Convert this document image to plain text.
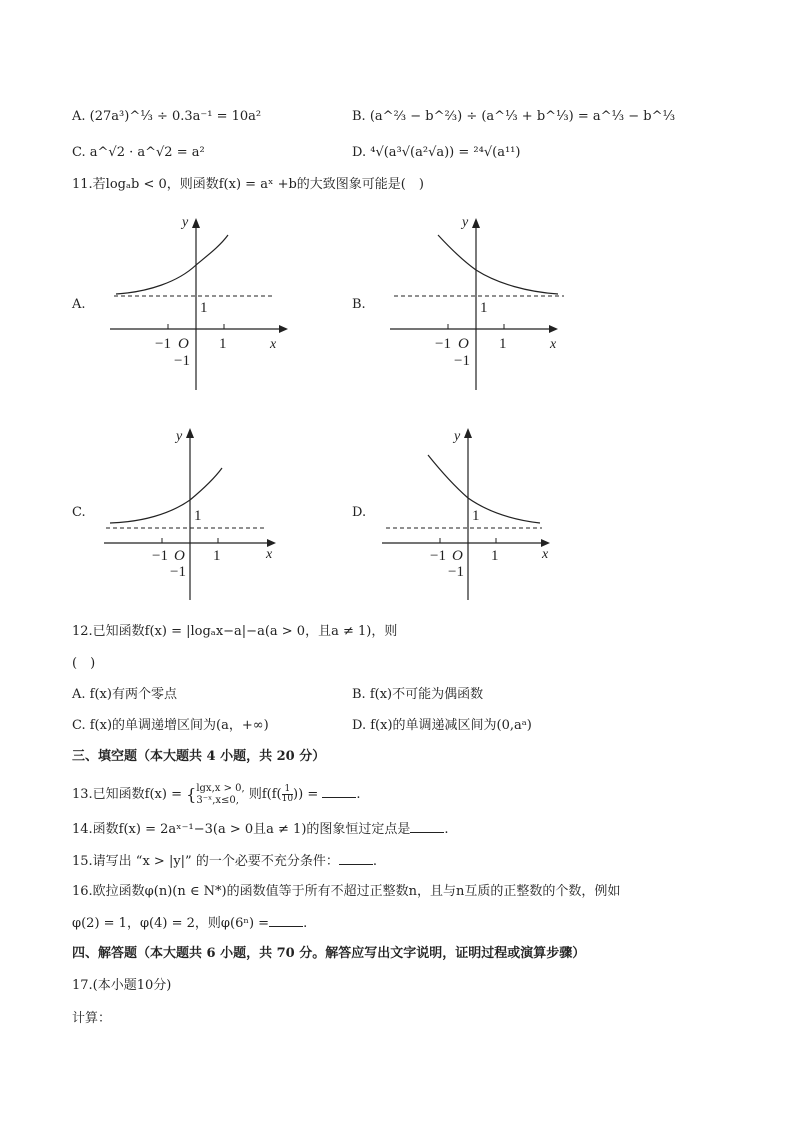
A. (27a³)^⅓ ÷ 0.3a⁻¹ = 10a²	B. (a^⅔ − b^⅔) ÷ (a^⅓ + b^⅓) = a^⅓ − b^⅓
C. a^√2 · a^√2 = a²	D. ⁴√(a³√(a²√a)) = ²⁴√(a¹¹)
11.若logₐb < 0，则函数f(x) = aˣ +b的大致图象可能是(　)
A.	B.
C.	D.
y
x
O
−1	1
−1
1
y
x
O
−1	1
−1
1
y
x
O
−1	1
−1
1
y
x
O
−1	1
−1
1
12.已知函数f(x) = |logₐx−a|−a(a > 0，且a ≠ 1)，则
(　)
A. f(x)有两个零点	B. f(x)不可能为偶函数
C. f(x)的单调递增区间为(a，+∞)	D. f(x)的单调递减区间为(0,aᵃ)
三、填空题（本大题共 4 小题，共 20 分）
13.已知函数f(x) = { lgx,x > 0,
3⁻ˣ,x≤0, 则$f(f( \frac{1}{10}$ )) =	.
14.函数f(x) = 2aˣ⁻¹−3(a > 0且a ≠ 1)的图象恒过定点是	.
15.请写出 “x > |y|” 的一个必要不充分条件：	.
16.欧拉函数φ(n)(n ∈ N*)的函数值等于所有不超过正整数n，且与n互质的正整数的个数，例如
φ(2) = 1，φ(4) = 2，则φ(6ⁿ) =	.
四、解答题（本大题共 6 小题，共 70 分。解答应写出文字说明，证明过程或演算步骤）
17.(本小题10分)
计算：
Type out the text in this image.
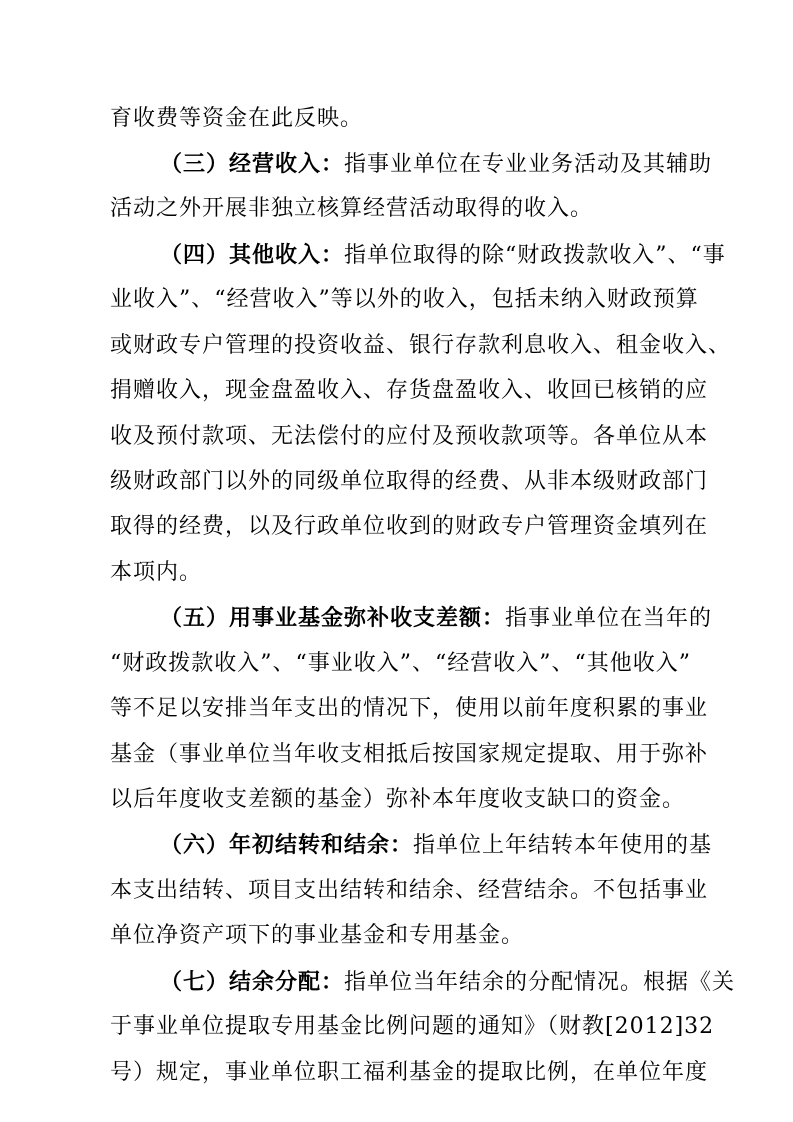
育收费等资金在此反映。
（三）经营收入：指事业单位在专业业务活动及其辅助
活动之外开展非独立核算经营活动取得的收入。
（四）其他收入：指单位取得的除“财政拨款收入”、“事
业收入”、“经营收入”等以外的收入，包括未纳入财政预算
或财政专户管理的投资收益、银行存款利息收入、租金收入、
捐赠收入，现金盘盈收入、存货盘盈收入、收回已核销的应
收及预付款项、无法偿付的应付及预收款项等。各单位从本
级财政部门以外的同级单位取得的经费、从非本级财政部门
取得的经费，以及行政单位收到的财政专户管理资金填列在
本项内。
（五）用事业基金弥补收支差额：指事业单位在当年的
“财政拨款收入”、“事业收入”、“经营收入”、“其他收入”
等不足以安排当年支出的情况下，使用以前年度积累的事业
基金（事业单位当年收支相抵后按国家规定提取、用于弥补
以后年度收支差额的基金）弥补本年度收支缺口的资金。
（六）年初结转和结余：指单位上年结转本年使用的基
本支出结转、项目支出结转和结余、经营结余。不包括事业
单位净资产项下的事业基金和专用基金。
（七）结余分配：指单位当年结余的分配情况。根据《关
于事业单位提取专用基金比例问题的通知》（财教[2012]32
号）规定，事业单位职工福利基金的提取比例，在单位年度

TASK OBJECTIVE: In the records above, locate the lines holding the word "本大题共". Copy each of them.

ANSWER TO THE EXERCISE:
三、填空题（本大题共 4 小题，共 20 分）
四、解答题（本大题共 6 小题，共 70 分。解答应写出文字说明，证明过程或演算步骤）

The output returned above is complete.